Quote the whole listing verbatim.

(Data items)
════════════════════

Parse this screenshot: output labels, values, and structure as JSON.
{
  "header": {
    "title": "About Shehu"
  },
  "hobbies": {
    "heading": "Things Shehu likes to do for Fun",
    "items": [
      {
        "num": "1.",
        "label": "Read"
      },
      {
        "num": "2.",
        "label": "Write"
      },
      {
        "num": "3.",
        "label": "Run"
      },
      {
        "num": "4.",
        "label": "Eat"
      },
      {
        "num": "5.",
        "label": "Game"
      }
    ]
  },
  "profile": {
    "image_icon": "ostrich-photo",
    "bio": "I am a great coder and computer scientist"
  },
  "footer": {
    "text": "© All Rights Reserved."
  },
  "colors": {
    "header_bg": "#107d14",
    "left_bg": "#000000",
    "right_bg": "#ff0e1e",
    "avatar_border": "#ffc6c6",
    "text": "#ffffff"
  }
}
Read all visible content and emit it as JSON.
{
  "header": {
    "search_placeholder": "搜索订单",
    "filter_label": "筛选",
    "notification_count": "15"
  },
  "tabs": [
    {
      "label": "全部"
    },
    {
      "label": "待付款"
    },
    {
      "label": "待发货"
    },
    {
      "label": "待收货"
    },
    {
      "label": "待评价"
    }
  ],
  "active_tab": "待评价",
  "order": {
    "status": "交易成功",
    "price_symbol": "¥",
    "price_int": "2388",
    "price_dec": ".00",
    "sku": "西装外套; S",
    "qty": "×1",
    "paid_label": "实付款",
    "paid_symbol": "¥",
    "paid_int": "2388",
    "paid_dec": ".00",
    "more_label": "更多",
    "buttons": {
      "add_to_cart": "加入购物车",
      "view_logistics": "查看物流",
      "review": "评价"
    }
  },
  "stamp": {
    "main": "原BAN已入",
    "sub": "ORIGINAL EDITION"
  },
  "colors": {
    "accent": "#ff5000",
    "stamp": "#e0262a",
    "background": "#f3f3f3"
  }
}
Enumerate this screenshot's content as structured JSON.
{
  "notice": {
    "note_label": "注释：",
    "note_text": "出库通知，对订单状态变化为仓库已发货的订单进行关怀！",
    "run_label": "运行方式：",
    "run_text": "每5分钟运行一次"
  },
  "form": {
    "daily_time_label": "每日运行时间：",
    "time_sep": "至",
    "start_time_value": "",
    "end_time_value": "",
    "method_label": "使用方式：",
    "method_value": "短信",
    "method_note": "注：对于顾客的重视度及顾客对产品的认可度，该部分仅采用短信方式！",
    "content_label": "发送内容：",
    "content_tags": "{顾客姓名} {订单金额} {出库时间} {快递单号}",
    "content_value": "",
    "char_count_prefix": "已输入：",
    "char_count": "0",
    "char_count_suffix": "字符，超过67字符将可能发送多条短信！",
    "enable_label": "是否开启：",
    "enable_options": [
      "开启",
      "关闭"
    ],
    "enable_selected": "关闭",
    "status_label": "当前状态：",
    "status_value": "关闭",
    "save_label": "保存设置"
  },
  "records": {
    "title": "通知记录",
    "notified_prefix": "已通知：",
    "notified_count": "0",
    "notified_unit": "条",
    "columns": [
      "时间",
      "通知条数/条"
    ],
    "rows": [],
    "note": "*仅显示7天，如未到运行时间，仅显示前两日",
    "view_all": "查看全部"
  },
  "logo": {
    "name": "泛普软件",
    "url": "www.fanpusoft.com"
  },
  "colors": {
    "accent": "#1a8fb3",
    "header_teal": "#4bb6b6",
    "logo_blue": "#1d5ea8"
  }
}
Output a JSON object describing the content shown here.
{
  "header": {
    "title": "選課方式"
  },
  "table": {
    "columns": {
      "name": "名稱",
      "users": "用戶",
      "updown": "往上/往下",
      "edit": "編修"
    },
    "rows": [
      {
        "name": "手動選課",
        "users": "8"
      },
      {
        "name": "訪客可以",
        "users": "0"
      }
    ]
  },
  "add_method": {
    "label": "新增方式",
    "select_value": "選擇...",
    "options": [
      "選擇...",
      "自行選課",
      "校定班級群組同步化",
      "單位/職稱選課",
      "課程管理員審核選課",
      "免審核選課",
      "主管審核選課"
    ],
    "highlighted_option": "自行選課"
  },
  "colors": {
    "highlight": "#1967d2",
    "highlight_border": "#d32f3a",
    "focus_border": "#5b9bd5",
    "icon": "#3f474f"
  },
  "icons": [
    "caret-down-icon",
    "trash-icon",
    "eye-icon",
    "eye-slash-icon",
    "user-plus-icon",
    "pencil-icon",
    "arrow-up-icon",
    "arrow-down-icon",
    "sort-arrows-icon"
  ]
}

════════════════════

§ RESPONSE BELOW
Parse this screenshot: output labels, values, and structure as JSON.
{
  "header": {
    "title": "About Shehu"
  },
  "hobbies": {
    "heading": "Things Shehu likes to do for Fun",
    "items": [
      {
        "num": "1.",
        "label": "Read"
      },
      {
        "num": "2.",
        "label": "Write"
      },
      {
        "num": "3.",
        "label": "Run"
      },
      {
        "num": "4.",
        "label": "Eat"
      },
      {
        "num": "5.",
        "label": "Game"
      }
    ]
  },
  "profile": {
    "image_icon": "ostrich-photo",
    "bio": "I am a great coder and computer scientist"
  },
  "footer": {
    "text": "© All Rights Reserved."
  },
  "colors": {
    "header_bg": "#107d14",
    "left_bg": "#000000",
    "right_bg": "#ff0e1e",
    "avatar_border": "#ffc6c6",
    "text": "#ffffff"
  }
}
Read all visible content and emit it as JSON.
{
  "header": {
    "search_placeholder": "搜索订单",
    "filter_label": "筛选",
    "notification_count": "15"
  },
  "tabs": [
    {
      "label": "全部"
    },
    {
      "label": "待付款"
    },
    {
      "label": "待发货"
    },
    {
      "label": "待收货"
    },
    {
      "label": "待评价"
    }
  ],
  "active_tab": "待评价",
  "order": {
    "status": "交易成功",
    "price_symbol": "¥",
    "price_int": "2388",
    "price_dec": ".00",
    "sku": "西装外套; S",
    "qty": "×1",
    "paid_label": "实付款",
    "paid_symbol": "¥",
    "paid_int": "2388",
    "paid_dec": ".00",
    "more_label": "更多",
    "buttons": {
      "add_to_cart": "加入购物车",
      "view_logistics": "查看物流",
      "review": "评价"
    }
  },
  "stamp": {
    "main": "原BAN已入",
    "sub": "ORIGINAL EDITION"
  },
  "colors": {
    "accent": "#ff5000",
    "stamp": "#e0262a",
    "background": "#f3f3f3"
  }
}
Enumerate this screenshot's content as structured JSON.
{
  "notice": {
    "note_label": "注释：",
    "note_text": "出库通知，对订单状态变化为仓库已发货的订单进行关怀！",
    "run_label": "运行方式：",
    "run_text": "每5分钟运行一次"
  },
  "form": {
    "daily_time_label": "每日运行时间：",
    "time_sep": "至",
    "start_time_value": "",
    "end_time_value": "",
    "method_label": "使用方式：",
    "method_value": "短信",
    "method_note": "注：对于顾客的重视度及顾客对产品的认可度，该部分仅采用短信方式！",
    "content_label": "发送内容：",
    "content_tags": "{顾客姓名} {订单金额} {出库时间} {快递单号}",
    "content_value": "",
    "char_count_prefix": "已输入：",
    "char_count": "0",
    "char_count_suffix": "字符，超过67字符将可能发送多条短信！",
    "enable_label": "是否开启：",
    "enable_options": [
      "开启",
      "关闭"
    ],
    "enable_selected": "关闭",
    "status_label": "当前状态：",
    "status_value": "关闭",
    "save_label": "保存设置"
  },
  "records": {
    "title": "通知记录",
    "notified_prefix": "已通知：",
    "notified_count": "0",
    "notified_unit": "条",
    "columns": [
      "时间",
      "通知条数/条"
    ],
    "rows": [],
    "note": "*仅显示7天，如未到运行时间，仅显示前两日",
    "view_all": "查看全部"
  },
  "logo": {
    "name": "泛普软件",
    "url": "www.fanpusoft.com"
  },
  "colors": {
    "accent": "#1a8fb3",
    "header_teal": "#4bb6b6",
    "logo_blue": "#1d5ea8"
  }
}
Output a JSON object describing the content shown here.
{
  "header": {
    "title": "選課方式"
  },
  "table": {
    "columns": {
      "name": "名稱",
      "users": "用戶",
      "updown": "往上/往下",
      "edit": "編修"
    },
    "rows": [
      {
        "name": "手動選課",
        "users": "8"
      },
      {
        "name": "訪客可以",
        "users": "0"
      }
    ]
  },
  "add_method": {
    "label": "新增方式",
    "select_value": "選擇...",
    "options": [
      "選擇...",
      "自行選課",
      "校定班級群組同步化",
      "單位/職稱選課",
      "課程管理員審核選課",
      "免審核選課",
      "主管審核選課"
    ],
    "highlighted_option": "自行選課"
  },
  "colors": {
    "highlight": "#1967d2",
    "highlight_border": "#d32f3a",
    "focus_border": "#5b9bd5",
    "icon": "#3f474f"
  },
  "icons": [
    "caret-down-icon",
    "trash-icon",
    "eye-icon",
    "eye-slash-icon",
    "user-plus-icon",
    "pencil-icon",
    "arrow-up-icon",
    "arrow-down-icon",
    "sort-arrows-icon"
  ]
}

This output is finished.